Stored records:
━━━━━━━━━━━━━━━━━━━━
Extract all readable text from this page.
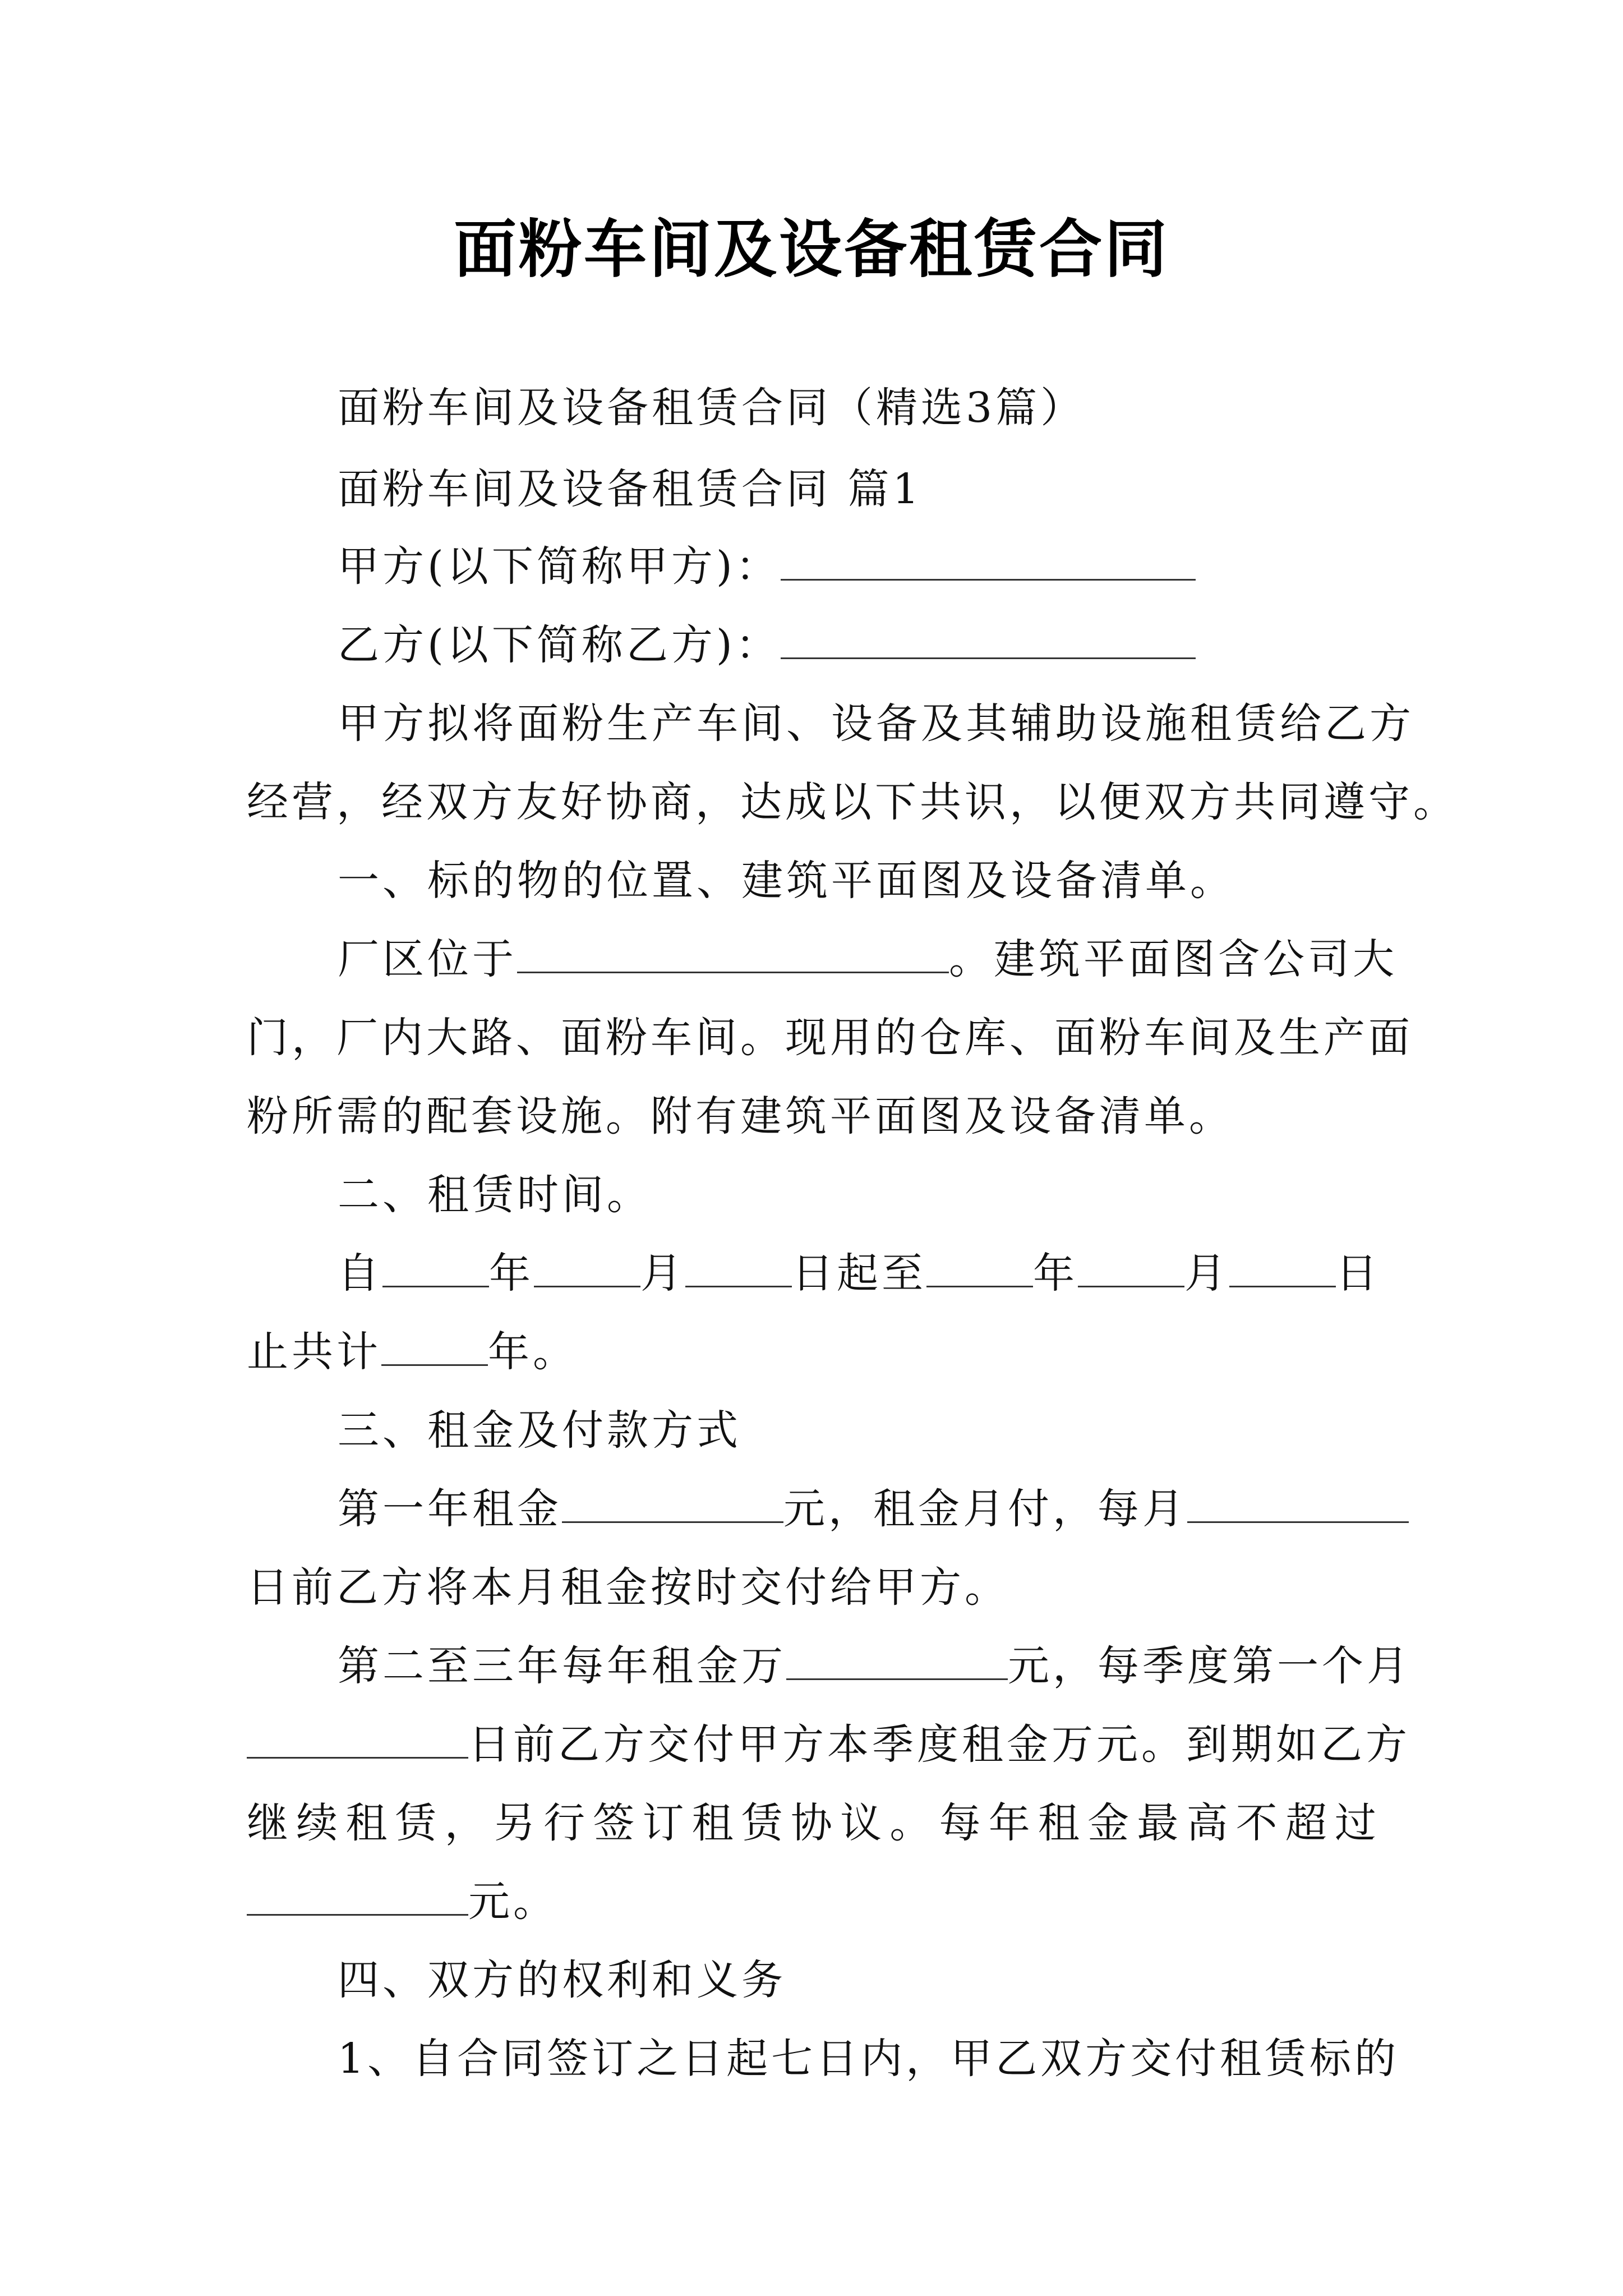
面粉车间及设备租赁合同
面粉车间及设备租赁合同（精选3篇）
面粉车间及设备租赁合同 篇1
甲方(以下简称甲方)：
乙方(以下简称乙方)：
甲方拟将面粉生产车间、设备及其辅助设施租赁给乙方
经营，经双方友好协商，达成以下共识，以便双方共同遵守。
一、标的物的位置、建筑平面图及设备清单。
厂区位于	。建筑平面图含公司大
门，厂内大路、面粉车间。现用的仓库、面粉车间及生产面
粉所需的配套设施。附有建筑平面图及设备清单。
二、租赁时间。
自	年	月	日起至	年	月	日
止共计	年。
三、租金及付款方式
第一年租金	元，租金月付，每月
日前乙方将本月租金按时交付给甲方。
第二至三年每年租金万	元，每季度第一个月
日前乙方交付甲方本季度租金万元。到期如乙方
继续租赁，另行签订租赁协议。每年租金最高不超过
元。
四、双方的权利和义务
1、自合同签订之日起七日内，甲乙双方交付租赁标的
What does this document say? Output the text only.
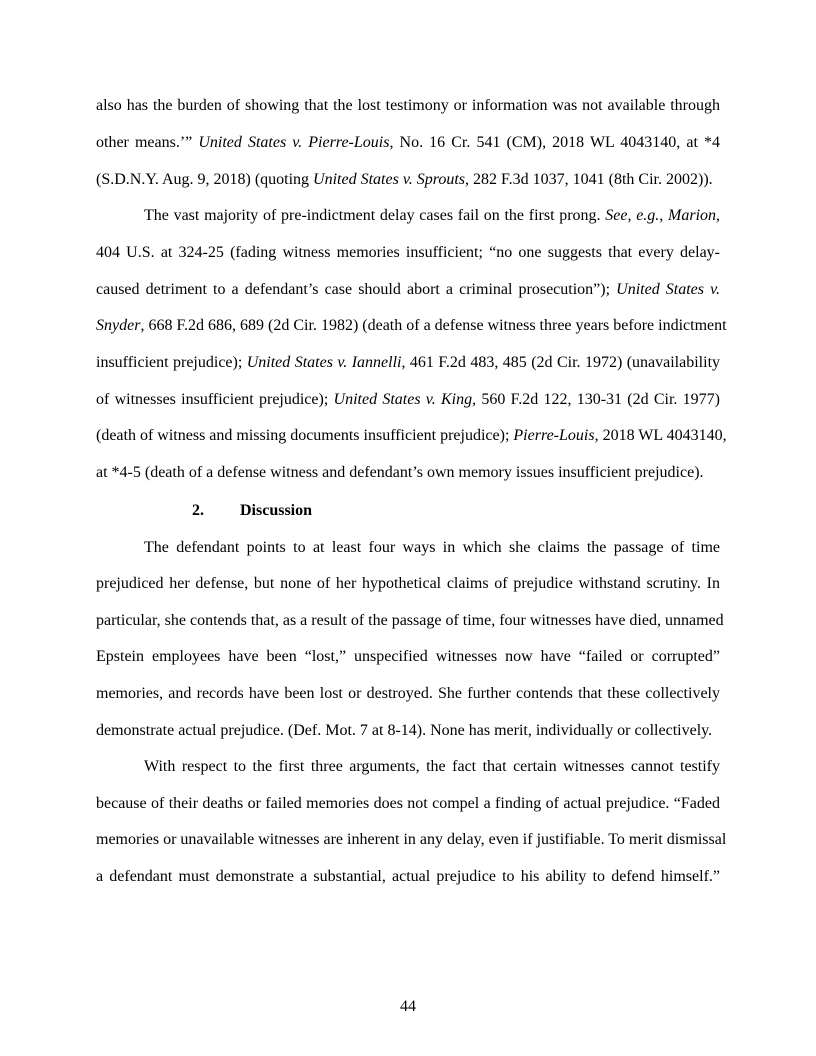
also has the burden of showing that the lost testimony or information was not available through
other means.’” United States v. Pierre-Louis, No. 16 Cr. 541 (CM), 2018 WL 4043140, at *4
(S.D.N.Y. Aug. 9, 2018) (quoting United States v. Sprouts, 282 F.3d 1037, 1041 (8th Cir. 2002)).
The vast majority of pre-indictment delay cases fail on the first prong. See, e.g., Marion,
404 U.S. at 324-25 (fading witness memories insufficient; “no one suggests that every delay-
caused detriment to a defendant’s case should abort a criminal prosecution”); United States v.
Snyder, 668 F.2d 686, 689 (2d Cir. 1982) (death of a defense witness three years before indictment
insufficient prejudice); United States v. Iannelli, 461 F.2d 483, 485 (2d Cir. 1972) (unavailability
of witnesses insufficient prejudice); United States v. King, 560 F.2d 122, 130-31 (2d Cir. 1977)
(death of witness and missing documents insufficient prejudice); Pierre-Louis, 2018 WL 4043140,
at *4-5 (death of a defense witness and defendant’s own memory issues insufficient prejudice).
2. Discussion
The defendant points to at least four ways in which she claims the passage of time
prejudiced her defense, but none of her hypothetical claims of prejudice withstand scrutiny. In
particular, she contends that, as a result of the passage of time, four witnesses have died, unnamed
Epstein employees have been “lost,” unspecified witnesses now have “failed or corrupted”
memories, and records have been lost or destroyed. She further contends that these collectively
demonstrate actual prejudice. (Def. Mot. 7 at 8-14). None has merit, individually or collectively.
With respect to the first three arguments, the fact that certain witnesses cannot testify
because of their deaths or failed memories does not compel a finding of actual prejudice. “Faded
memories or unavailable witnesses are inherent in any delay, even if justifiable. To merit dismissal
a defendant must demonstrate a substantial, actual prejudice to his ability to defend himself.”
44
━━━━━━━━━━━━━━━━━━━━
(Goal): How many lines in these entries contain the string "this"? State the number and nothing more.

(Response): 2